Output the records exactly as they appear, with no pictures included.

## Data rows:
########################################

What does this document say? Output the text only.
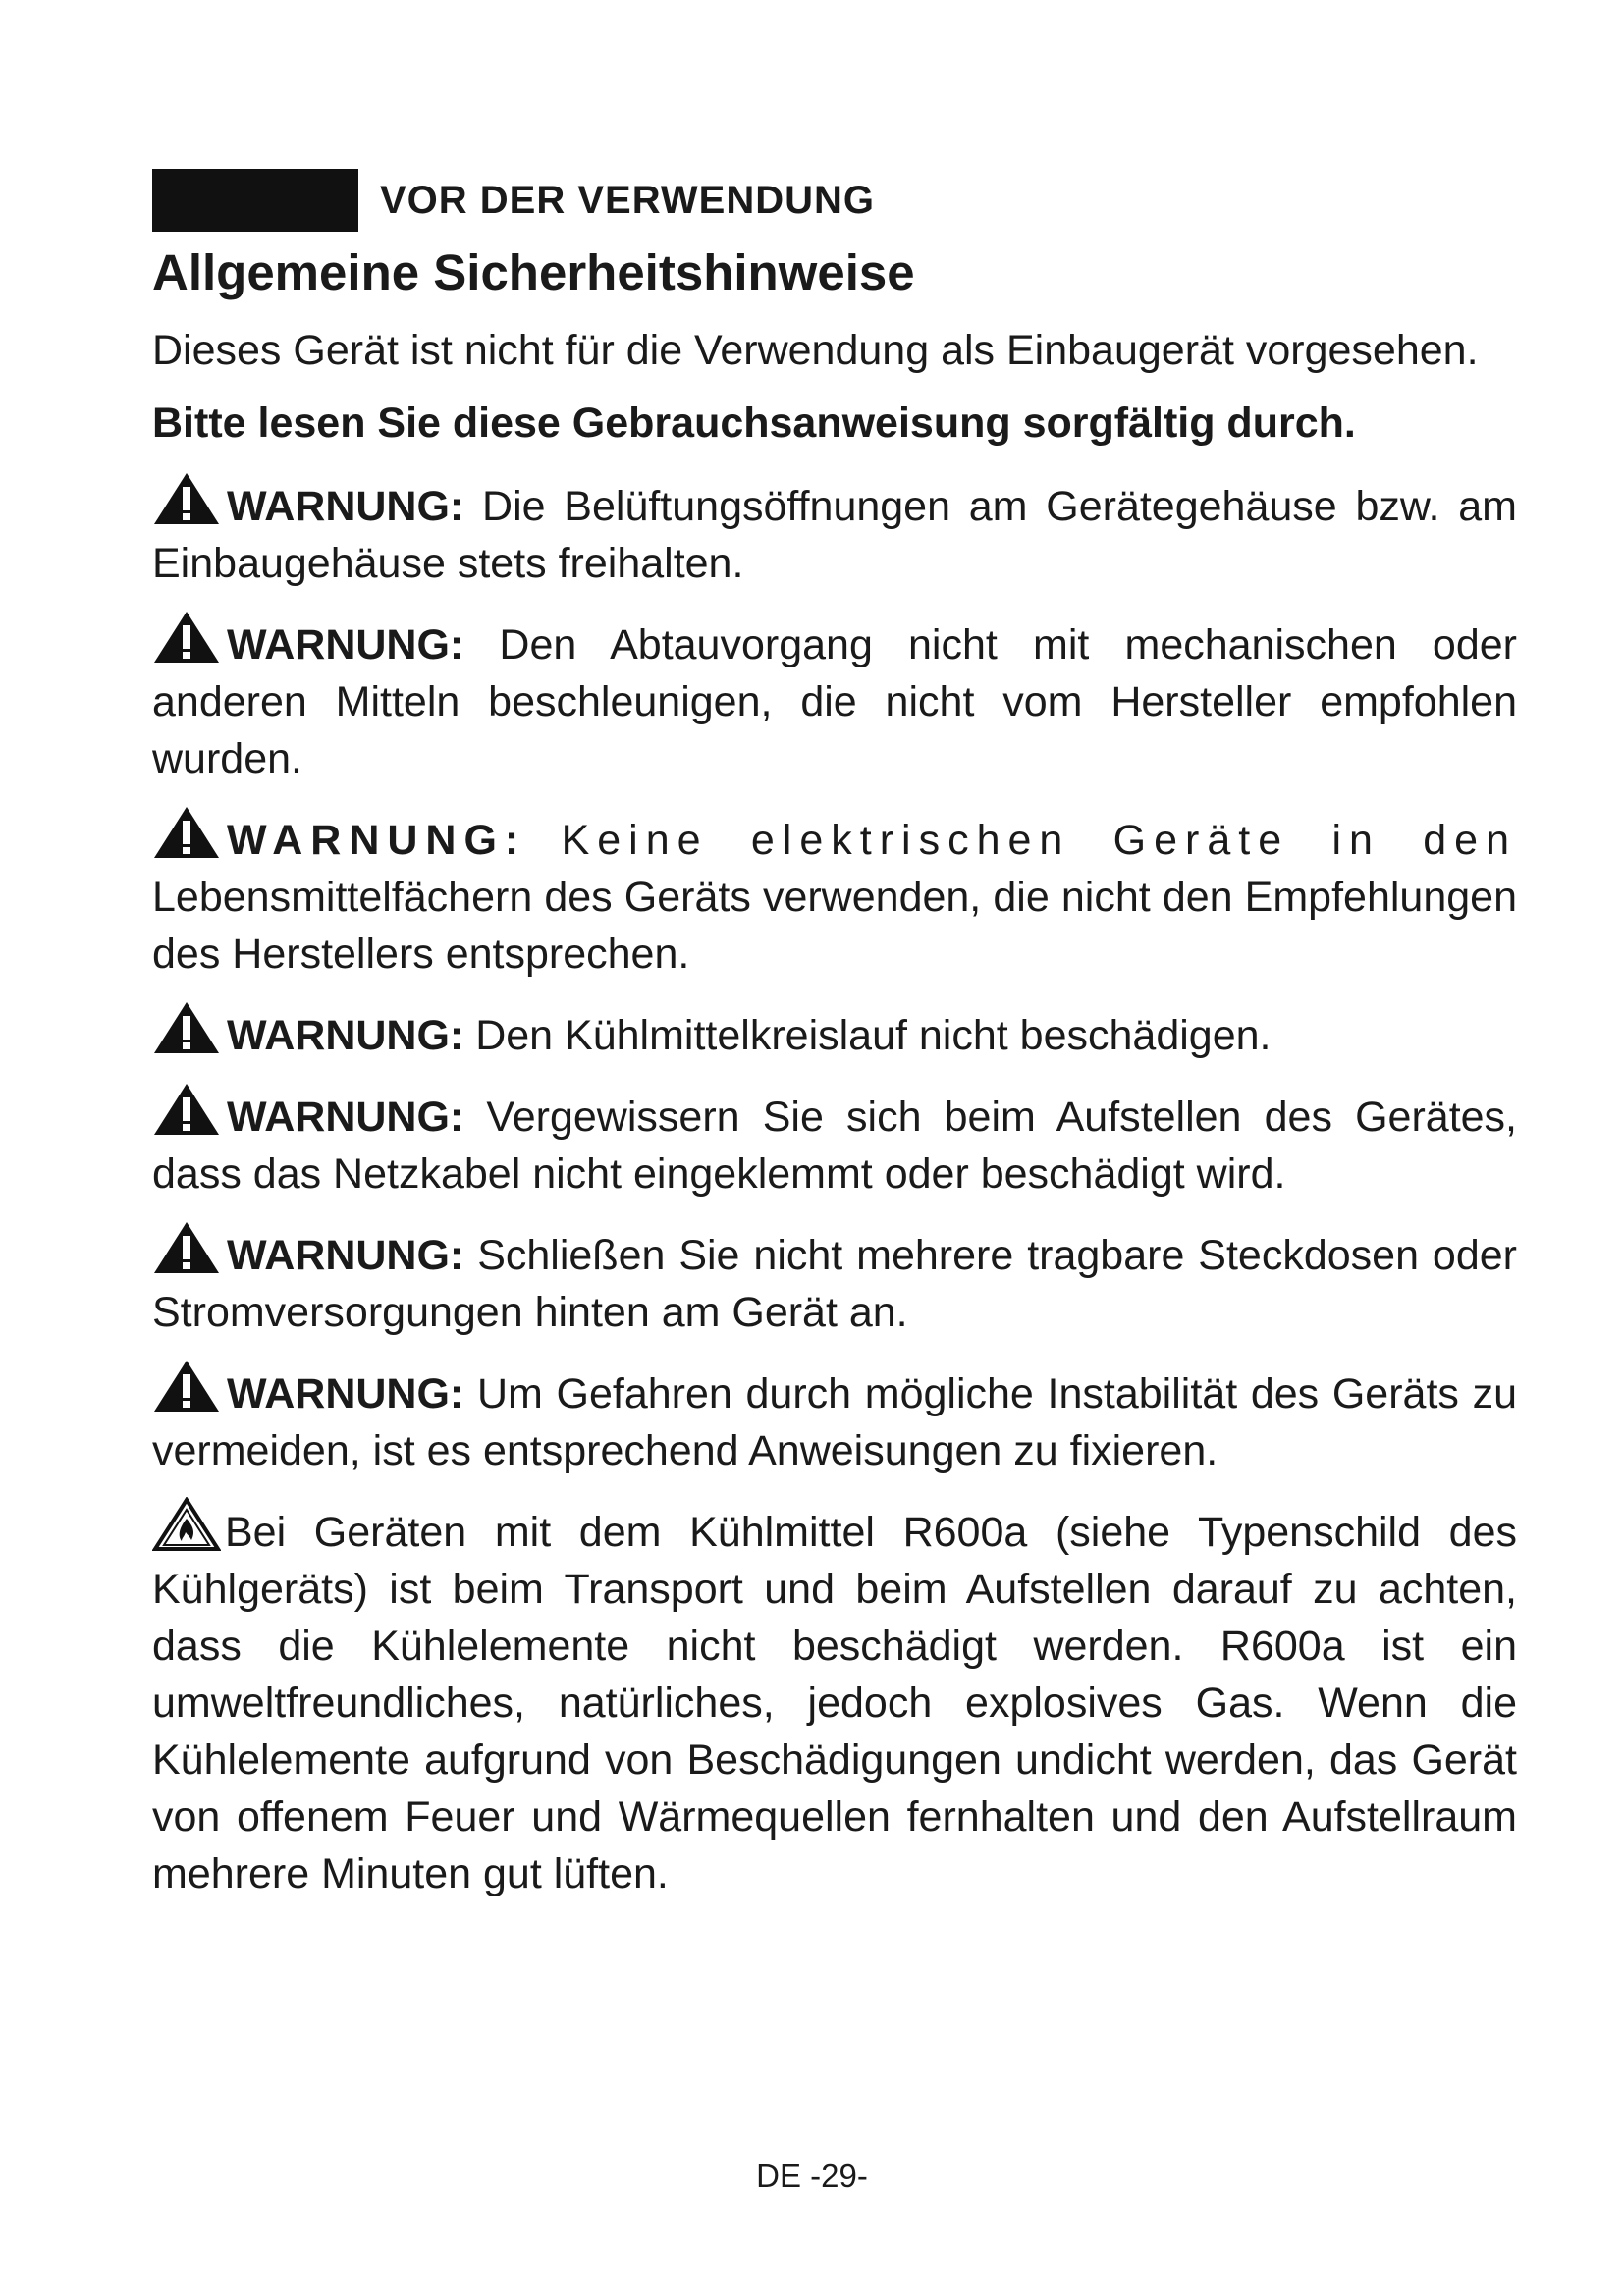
VOR DER VERWENDUNG
Allgemeine Sicherheitshinweise

Dieses Gerät ist nicht für die Verwendung als Einbaugerät vorgesehen.

Bitte lesen Sie diese Gebrauchsanweisung sorgfältig durch.

WARNUNG: Die Belüftungsöffnungen am Gerätegehäuse bzw. am Einbaugehäuse stets freihalten.

WARNUNG: Den Abtauvorgang nicht mit mechanischen oder anderen Mitteln beschleunigen, die nicht vom Hersteller empfohlen wurden.

WARNUNG: Keine elektrischen Geräte in den Lebensmittelfächern des Geräts verwenden, die nicht den Empfehlungen des Herstellers entsprechen.

WARNUNG: Den Kühlmittelkreislauf nicht beschädigen.

WARNUNG: Vergewissern Sie sich beim Aufstellen des Gerätes, dass das Netzkabel nicht eingeklemmt oder beschädigt wird.

WARNUNG: Schließen Sie nicht mehrere tragbare Steckdosen oder Stromversorgungen hinten am Gerät an.

WARNUNG: Um Gefahren durch mögliche Instabilität des Geräts zu vermeiden, ist es entsprechend Anweisungen zu fixieren.

Bei Geräten mit dem Kühlmittel R600a (siehe Typenschild des Kühlgeräts) ist beim Transport und beim Aufstellen darauf zu achten, dass die Kühlelemente nicht beschädigt werden. R600a ist ein umweltfreundliches, natürliches, jedoch explosives Gas. Wenn die Kühlelemente aufgrund von Beschädigungen undicht werden, das Gerät von offenem Feuer und Wärmequellen fernhalten und den Aufstellraum mehrere Minuten gut lüften.

DE -29-
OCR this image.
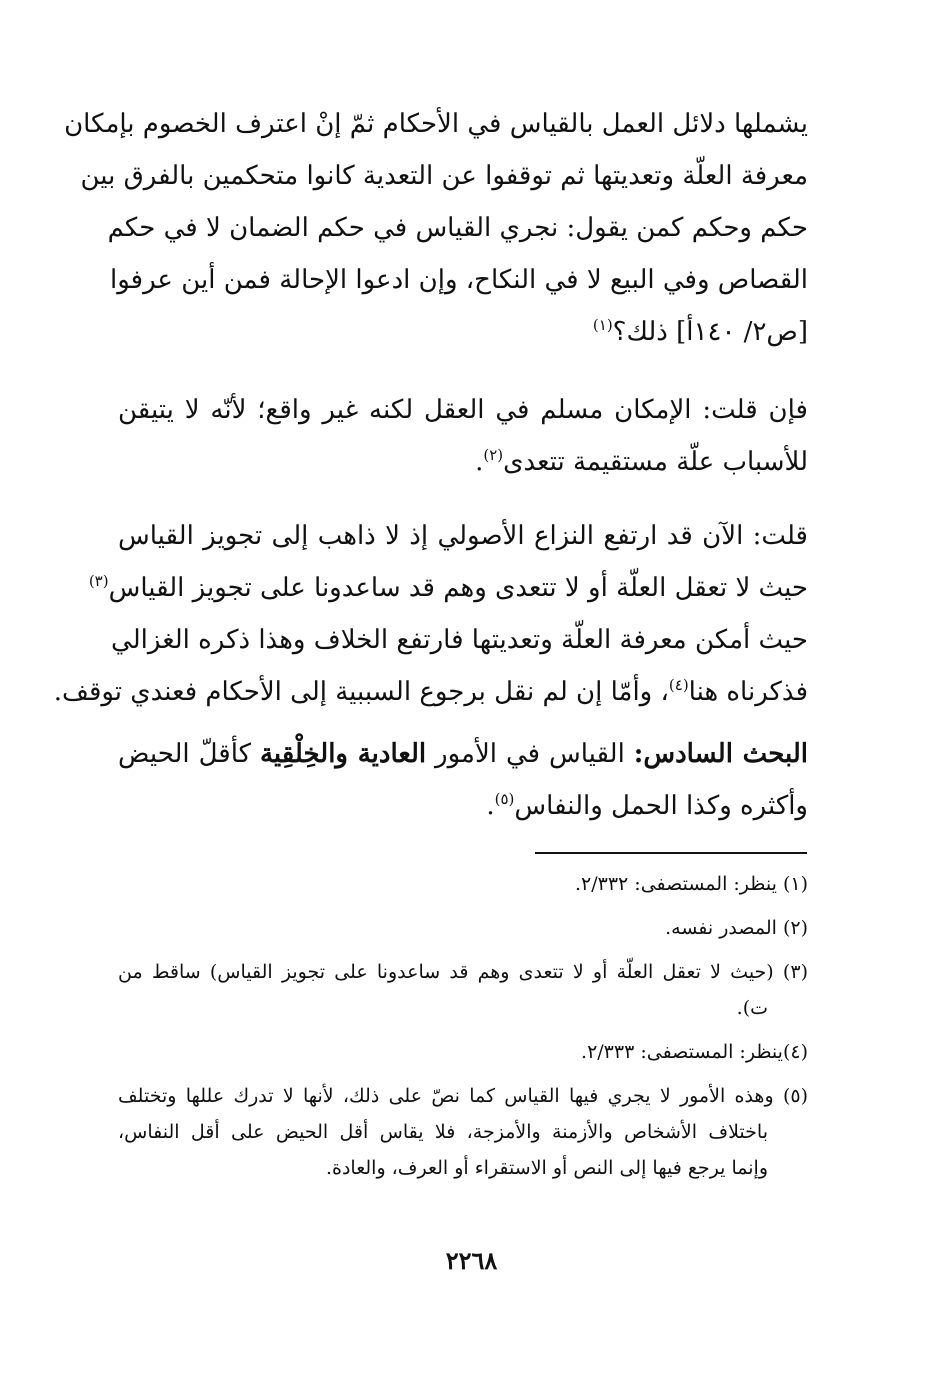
يشملها دلائل العمل بالقياس في الأحكام ثمّ إنْ اعترف الخصوم بإمكان
معرفة العلّة وتعديتها ثم توقفوا عن التعدية كانوا متحكمين بالفرق بين
حكم وحكم كمن يقول: نجري القياس في حكم الضمان لا في حكم
القصاص وفي البيع لا في النكاح، وإن ادعوا الإحالة فمن أين عرفوا
[ص٢/ ١٤٠أ] ذلك؟$^{(١)}$

فإن قلت: الإمكان مسلم في العقل لكنه غير واقع؛ لأنّه لا يتيقن
للأسباب علّة مستقيمة تتعدى$^{(٢)}$.

قلت: الآن قد ارتفع النزاع الأصولي إذ لا ذاهب إلى تجويز القياس
حيث لا تعقل العلّة أو لا تتعدى وهم قد ساعدونا على تجويز القياس$^{(٣)}$
حيث أمكن معرفة العلّة وتعديتها فارتفع الخلاف وهذا ذكره الغزالي
فذكرناه هنا$^{(٤)}$، وأمّا إن لم نقل برجوع السببية إلى الأحكام فعندي توقف.

البحث السادس: القياس في الأمور العادية والخِلْقِية كأقلّ الحيض
وأكثره وكذا الحمل والنفاس$^{(٥)}$.

(١) ينظر: المستصفى: ٢/٣٣٢.
(٢) المصدر نفسه.
(٣) (حيث لا تعقل العلّة أو لا تتعدى وهم قد ساعدونا على تجويز القياس) ساقط من
ت).
(٤)ينظر: المستصفى: ٢/٣٣٣.
(٥) وهذه الأمور لا يجري فيها القياس كما نصّ على ذلك، لأنها لا تدرك عللها وتختلف
باختلاف الأشخاص والأزمنة والأمزجة، فلا يقاس أقل الحيض على أقل النفاس،
وإنما يرجع فيها إلى النص أو الاستقراء أو العرف، والعادة.
٢٢٦٨
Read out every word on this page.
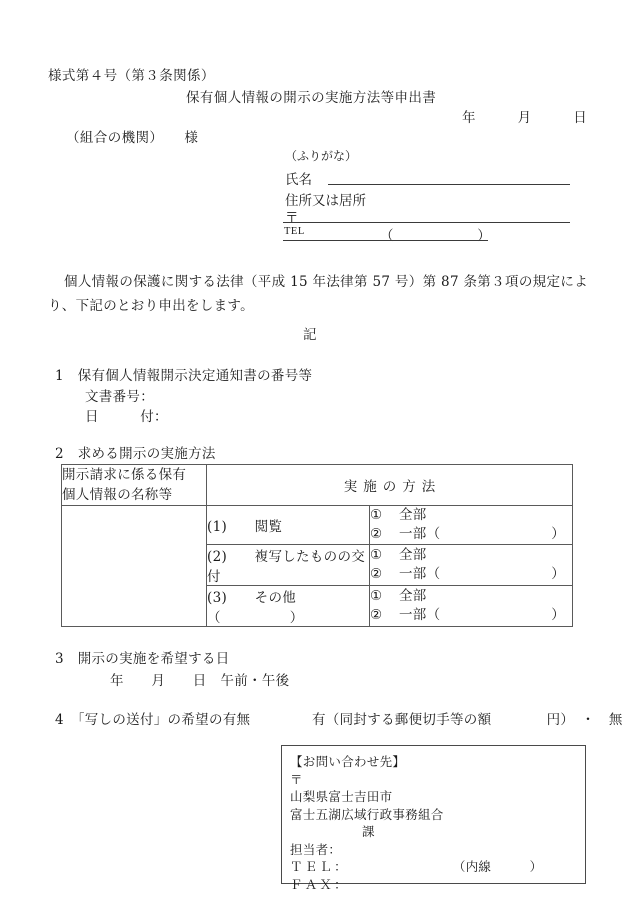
様式第４号（第３条関係）
保有個人情報の開示の実施方法等申出書
年　　　月　　　日
（組合の機関）　　様
（ふりがな）
氏名
住所又は居所
〒
TEL	（　　　　　　）
個人情報の保護に関する法律（平成 15 年法律第 57 号）第 87 条第３項の規定により、下記のとおり申出をします。
記
1　 保有個人情報開示決定通知書の番号等
文書番号：
日　　　付：
2　 求める開示の実施方法
開示請求に係る保有
個人情報の名称等	実施の方法	
	(1)　　 閲覧	① 全部
② 一部（ ）

	(2)　　 複写したものの交付	① 全部
② 一部（ ）

	(3)　　 その他　（　　　　　）	① 全部
② 一部（ ）
3　 開示の実施を希望する日
年　　月　　日　午前・午後
4　 「写しの送付」の希望の有無	有（同封する郵便切手等の額　　　　円）　・　無
【お問い合わせ先】
〒
山梨県富士吉田市
富士五湖広域行政事務組合
課
担当者：
ＴＥＬ：	（内線　　　）
ＦＡＸ：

########################################

## Response:
What does this document say? Output the text only.
VOR DER VERWENDUNG
Allgemeine Sicherheitshinweise

Dieses Gerät ist nicht für die Verwendung als Einbaugerät vorgesehen.

Bitte lesen Sie diese Gebrauchsanweisung sorgfältig durch.

WARNUNG: Die Belüftungsöffnungen am Gerätegehäuse bzw. am Einbaugehäuse stets freihalten.

WARNUNG: Den Abtauvorgang nicht mit mechanischen oder anderen Mitteln beschleunigen, die nicht vom Hersteller empfohlen wurden.

WARNUNG: Keine elektrischen Geräte in den Lebensmittelfächern des Geräts verwenden, die nicht den Empfehlungen des Herstellers entsprechen.

WARNUNG: Den Kühlmittelkreislauf nicht beschädigen.

WARNUNG: Vergewissern Sie sich beim Aufstellen des Gerätes, dass das Netzkabel nicht eingeklemmt oder beschädigt wird.

WARNUNG: Schließen Sie nicht mehrere tragbare Steckdosen oder Stromversorgungen hinten am Gerät an.

WARNUNG: Um Gefahren durch mögliche Instabilität des Geräts zu vermeiden, ist es entsprechend Anweisungen zu fixieren.

Bei Geräten mit dem Kühlmittel R600a (siehe Typenschild des Kühlgeräts) ist beim Transport und beim Aufstellen darauf zu achten, dass die Kühlelemente nicht beschädigt werden. R600a ist ein umweltfreundliches, natürliches, jedoch explosives Gas. Wenn die Kühlelemente aufgrund von Beschädigungen undicht werden, das Gerät von offenem Feuer und Wärmequellen fernhalten und den Aufstellraum mehrere Minuten gut lüften.

DE -29-
OCR this image.
يشملها دلائل العمل بالقياس في الأحكام ثمّ إنْ اعترف الخصوم بإمكان
معرفة العلّة وتعديتها ثم توقفوا عن التعدية كانوا متحكمين بالفرق بين
حكم وحكم كمن يقول: نجري القياس في حكم الضمان لا في حكم
القصاص وفي البيع لا في النكاح، وإن ادعوا الإحالة فمن أين عرفوا
[ص٢/ ١٤٠أ] ذلك؟$^{(١)}$

فإن قلت: الإمكان مسلم في العقل لكنه غير واقع؛ لأنّه لا يتيقن
للأسباب علّة مستقيمة تتعدى$^{(٢)}$.

قلت: الآن قد ارتفع النزاع الأصولي إذ لا ذاهب إلى تجويز القياس
حيث لا تعقل العلّة أو لا تتعدى وهم قد ساعدونا على تجويز القياس$^{(٣)}$
حيث أمكن معرفة العلّة وتعديتها فارتفع الخلاف وهذا ذكره الغزالي
فذكرناه هنا$^{(٤)}$، وأمّا إن لم نقل برجوع السببية إلى الأحكام فعندي توقف.

البحث السادس: القياس في الأمور العادية والخِلْقِية كأقلّ الحيض
وأكثره وكذا الحمل والنفاس$^{(٥)}$.

(١) ينظر: المستصفى: ٢/٣٣٢.
(٢) المصدر نفسه.
(٣) (حيث لا تعقل العلّة أو لا تتعدى وهم قد ساعدونا على تجويز القياس) ساقط من
ت).
(٤)ينظر: المستصفى: ٢/٣٣٣.
(٥) وهذه الأمور لا يجري فيها القياس كما نصّ على ذلك، لأنها لا تدرك عللها وتختلف
باختلاف الأشخاص والأزمنة والأمزجة، فلا يقاس أقل الحيض على أقل النفاس،
وإنما يرجع فيها إلى النص أو الاستقراء أو العرف، والعادة.
٢٢٦٨
Read out every word on this page.
様式第４号（第３条関係）
保有個人情報の開示の実施方法等申出書
年　　　月　　　日
（組合の機関）　　様
（ふりがな）
氏名
住所又は居所
〒
TEL	（　　　　　　）
個人情報の保護に関する法律（平成 15 年法律第 57 号）第 87 条第３項の規定により、下記のとおり申出をします。
記
1　 保有個人情報開示決定通知書の番号等
文書番号：
日　　　付：
2　 求める開示の実施方法
開示請求に係る保有
個人情報の名称等	実施の方法	
	(1)　　 閲覧	① 全部
② 一部（ ）

	(2)　　 複写したものの交付	① 全部
② 一部（ ）

	(3)　　 その他　（　　　　　）	① 全部
② 一部（ ）
3　 開示の実施を希望する日
年　　月　　日　午前・午後
4　 「写しの送付」の希望の有無	有（同封する郵便切手等の額　　　　円）　・　無
【お問い合わせ先】
〒
山梨県富士吉田市
富士五湖広域行政事務組合
課
担当者：
ＴＥＬ：	（内線　　　）
ＦＡＸ：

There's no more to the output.